- Set exercise
Edit the data below by replacing "Output" with "Print" throughout, keeping everything else unchanged. Give back every line without the pictures.

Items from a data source
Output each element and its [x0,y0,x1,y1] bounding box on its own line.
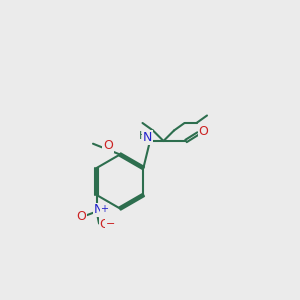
Text: O: O [199,125,208,139]
Text: H: H [139,130,147,141]
Text: O: O [103,139,113,152]
Text: N: N [93,203,103,216]
Text: +: + [100,203,108,214]
Text: −: − [106,219,115,229]
Text: N: N [143,131,152,144]
Text: O: O [100,218,110,231]
Text: O: O [76,209,86,223]
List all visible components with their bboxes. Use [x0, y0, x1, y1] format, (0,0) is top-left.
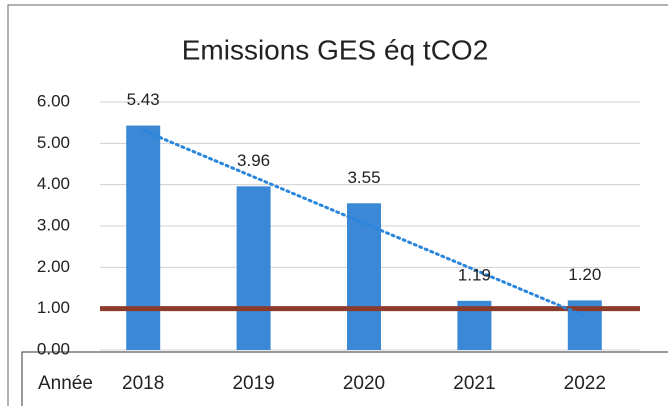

- Solved exercise
Print each element and its [x0,y0,x1,y1] bounding box on its own line.
Text: O: O [199,125,208,139]
Text: H: H [139,130,147,141]
Text: O: O [103,139,113,152]
Text: N: N [93,203,103,216]
Text: +: + [100,203,108,214]
Text: −: − [106,219,115,229]
Text: N: N [143,131,152,144]
Text: O: O [100,218,110,231]
Text: O: O [76,209,86,223]
List all visible components with their bboxes. Use [x0, y0, x1, y1] format, (0,0) is top-left.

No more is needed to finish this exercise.